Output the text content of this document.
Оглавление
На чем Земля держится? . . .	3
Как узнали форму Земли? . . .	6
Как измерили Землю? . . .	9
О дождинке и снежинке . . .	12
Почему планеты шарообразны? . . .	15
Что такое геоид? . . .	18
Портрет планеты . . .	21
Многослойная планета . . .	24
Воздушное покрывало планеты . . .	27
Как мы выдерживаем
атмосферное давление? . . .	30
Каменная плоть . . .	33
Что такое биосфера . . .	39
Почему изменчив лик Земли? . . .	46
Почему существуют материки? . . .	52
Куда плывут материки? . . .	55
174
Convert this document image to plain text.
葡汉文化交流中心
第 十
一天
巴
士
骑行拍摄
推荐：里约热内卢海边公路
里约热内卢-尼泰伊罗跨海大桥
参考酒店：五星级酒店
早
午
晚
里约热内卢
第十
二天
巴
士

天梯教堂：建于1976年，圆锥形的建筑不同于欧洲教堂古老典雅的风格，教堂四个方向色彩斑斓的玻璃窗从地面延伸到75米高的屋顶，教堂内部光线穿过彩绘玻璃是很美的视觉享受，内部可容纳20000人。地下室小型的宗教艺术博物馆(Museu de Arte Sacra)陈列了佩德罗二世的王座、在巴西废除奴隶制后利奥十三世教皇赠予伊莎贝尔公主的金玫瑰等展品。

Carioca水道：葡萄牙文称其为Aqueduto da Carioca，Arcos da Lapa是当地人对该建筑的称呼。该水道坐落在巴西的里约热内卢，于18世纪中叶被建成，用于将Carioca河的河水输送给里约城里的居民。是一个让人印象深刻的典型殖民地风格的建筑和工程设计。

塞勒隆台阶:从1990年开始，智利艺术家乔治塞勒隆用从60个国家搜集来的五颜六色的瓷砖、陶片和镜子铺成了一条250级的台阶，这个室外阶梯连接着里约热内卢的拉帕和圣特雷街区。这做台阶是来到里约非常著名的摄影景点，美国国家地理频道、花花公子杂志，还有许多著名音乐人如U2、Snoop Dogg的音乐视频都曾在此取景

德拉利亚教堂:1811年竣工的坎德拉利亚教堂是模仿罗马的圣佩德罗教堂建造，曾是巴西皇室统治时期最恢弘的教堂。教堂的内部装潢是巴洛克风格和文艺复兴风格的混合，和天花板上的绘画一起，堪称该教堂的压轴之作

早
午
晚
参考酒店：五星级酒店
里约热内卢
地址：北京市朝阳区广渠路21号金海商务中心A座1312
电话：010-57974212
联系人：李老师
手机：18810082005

___

GIVEN INSTRUCTION: What is needed here is an exact reproduction of all the entries.

ANSWER FOR THE TASK:
Output the text content of this document.
Оглавление
На чем Земля держится? . . .	3
Как узнали форму Земли? . . .	6
Как измерили Землю? . . .	9
О дождинке и снежинке . . .	12
Почему планеты шарообразны? . . .	15
Что такое геоид? . . .	18
Портрет планеты . . .	21
Многослойная планета . . .	24
Воздушное покрывало планеты . . .	27
Как мы выдерживаем
атмосферное давление? . . .	30
Каменная плоть . . .	33
Что такое биосфера . . .	39
Почему изменчив лик Земли? . . .	46
Почему существуют материки? . . .	52
Куда плывут материки? . . .	55
174
Convert this document image to plain text.
葡汉文化交流中心
第 十
一天
巴
士
骑行拍摄
推荐：里约热内卢海边公路
里约热内卢-尼泰伊罗跨海大桥
参考酒店：五星级酒店
早
午
晚
里约热内卢
第十
二天
巴
士

天梯教堂：建于1976年，圆锥形的建筑不同于欧洲教堂古老典雅的风格，教堂四个方向色彩斑斓的玻璃窗从地面延伸到75米高的屋顶，教堂内部光线穿过彩绘玻璃是很美的视觉享受，内部可容纳20000人。地下室小型的宗教艺术博物馆(Museu de Arte Sacra)陈列了佩德罗二世的王座、在巴西废除奴隶制后利奥十三世教皇赠予伊莎贝尔公主的金玫瑰等展品。

Carioca水道：葡萄牙文称其为Aqueduto da Carioca，Arcos da Lapa是当地人对该建筑的称呼。该水道坐落在巴西的里约热内卢，于18世纪中叶被建成，用于将Carioca河的河水输送给里约城里的居民。是一个让人印象深刻的典型殖民地风格的建筑和工程设计。

塞勒隆台阶:从1990年开始，智利艺术家乔治塞勒隆用从60个国家搜集来的五颜六色的瓷砖、陶片和镜子铺成了一条250级的台阶，这个室外阶梯连接着里约热内卢的拉帕和圣特雷街区。这做台阶是来到里约非常著名的摄影景点，美国国家地理频道、花花公子杂志，还有许多著名音乐人如U2、Snoop Dogg的音乐视频都曾在此取景

德拉利亚教堂:1811年竣工的坎德拉利亚教堂是模仿罗马的圣佩德罗教堂建造，曾是巴西皇室统治时期最恢弘的教堂。教堂的内部装潢是巴洛克风格和文艺复兴风格的混合，和天花板上的绘画一起，堪称该教堂的压轴之作

早
午
晚
参考酒店：五星级酒店
里约热内卢
地址：北京市朝阳区广渠路21号金海商务中心A座1312
电话：010-57974212
联系人：李老师
手机：18810082005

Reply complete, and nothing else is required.